-------- Extracted material

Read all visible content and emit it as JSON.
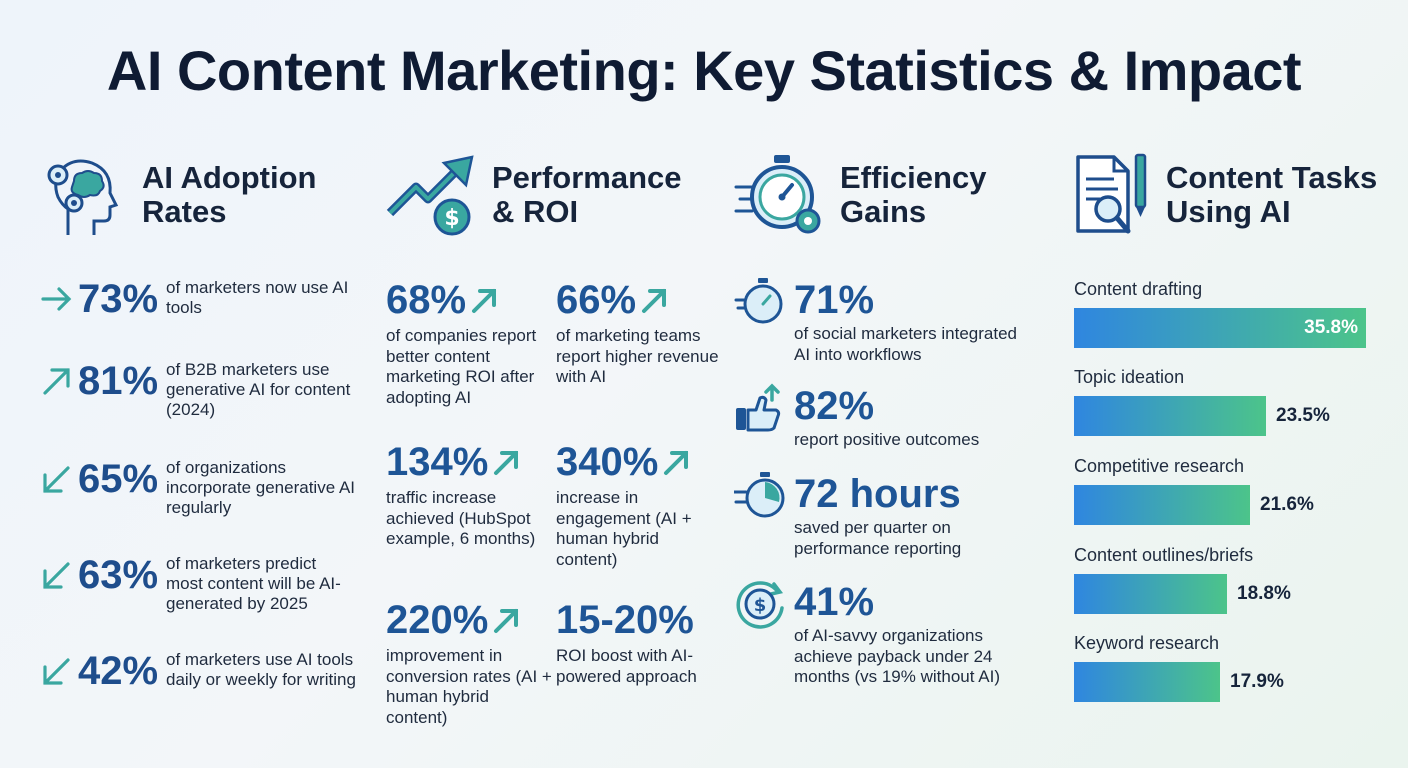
{
  "title": "AI Content Marketing: Key Statistics & Impact",
  "colors": {
    "navy": "#0f1b33",
    "blue": "#1e5596",
    "teal": "#3aa7a0",
    "green": "#4cc48a"
  },
  "adoption": {
    "title_line1": "AI Adoption",
    "title_line2": "Rates",
    "icon": "head-gears-icon",
    "items": [
      {
        "pct": "73%",
        "text": "of marketers now use AI tools",
        "arrow": "right"
      },
      {
        "pct": "81%",
        "text": "of B2B marketers use generative AI for content (2024)",
        "arrow": "up"
      },
      {
        "pct": "65%",
        "text": "of organizations incorporate generative AI regularly",
        "arrow": "down"
      },
      {
        "pct": "63%",
        "text": "of marketers predict most content will be AI-generated by 2025",
        "arrow": "down"
      },
      {
        "pct": "42%",
        "text": "of marketers use AI tools daily or weekly for writing",
        "arrow": "down"
      }
    ]
  },
  "performance": {
    "title_line1": "Performance",
    "title_line2": "& ROI",
    "icon": "growth-arrow-dollar-icon",
    "items": [
      {
        "value": "68%",
        "text": "of companies report better content marketing ROI after adopting AI",
        "arrow": true
      },
      {
        "value": "66%",
        "text": "of marketing teams report higher revenue with AI",
        "arrow": true
      },
      {
        "value": "134%",
        "text": "traffic increase achieved (HubSpot example, 6 months)",
        "arrow": true
      },
      {
        "value": "340%",
        "text": "increase in engagement (AI + human hybrid content)",
        "arrow": true
      },
      {
        "value": "220%",
        "text": "improvement in conversion rates (AI + human hybrid content)",
        "arrow": true
      },
      {
        "value": "15-20%",
        "text": "ROI boost with AI-powered approach",
        "arrow": false
      }
    ]
  },
  "efficiency": {
    "title_line1": "Efficiency",
    "title_line2": "Gains",
    "icon": "stopwatch-gear-icon",
    "items": [
      {
        "value": "71%",
        "text": "of social marketers integrated AI into workflows",
        "icon": "stopwatch-icon"
      },
      {
        "value": "82%",
        "text": "report positive outcomes",
        "icon": "thumbs-up-icon"
      },
      {
        "value": "72 hours",
        "text": "saved per quarter on performance reporting",
        "icon": "fast-clock-icon"
      },
      {
        "value": "41%",
        "text": "of AI-savvy organizations achieve payback under 24 months (vs 19% without AI)",
        "icon": "dollar-cycle-icon"
      }
    ]
  },
  "tasks": {
    "title_line1": "Content Tasks",
    "title_line2": "Using AI",
    "icon": "document-magnifier-icon",
    "items": [
      {
        "label": "Content drafting",
        "value": "35.8%",
        "pct": 35.8
      },
      {
        "label": "Topic ideation",
        "value": "23.5%",
        "pct": 23.5
      },
      {
        "label": "Competitive research",
        "value": "21.6%",
        "pct": 21.6
      },
      {
        "label": "Content outlines/briefs",
        "value": "18.8%",
        "pct": 18.8
      },
      {
        "label": "Keyword research",
        "value": "17.9%",
        "pct": 17.9
      }
    ]
  }
}
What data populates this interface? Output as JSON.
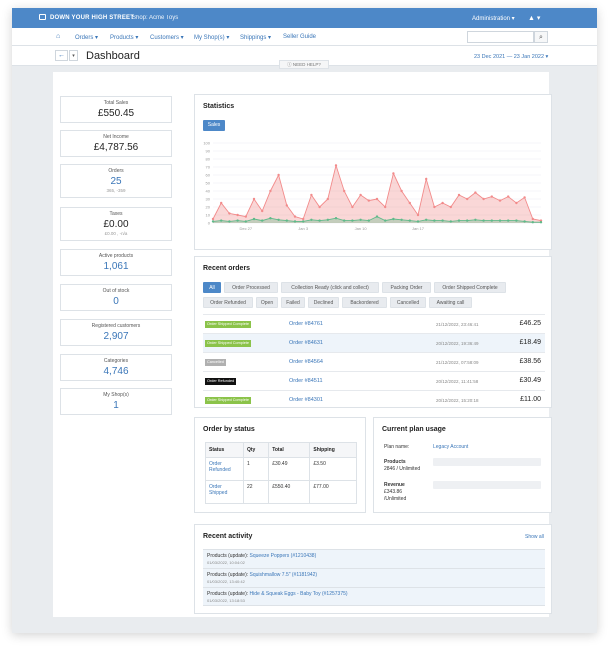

----------------

» Challenge
Find the string "tools" in the listing and return every line that holds it.

» Reply to the exercise
        "text": "of marketers now use AI tools",
        "text": "of marketers use AI tools daily or weekly for writing",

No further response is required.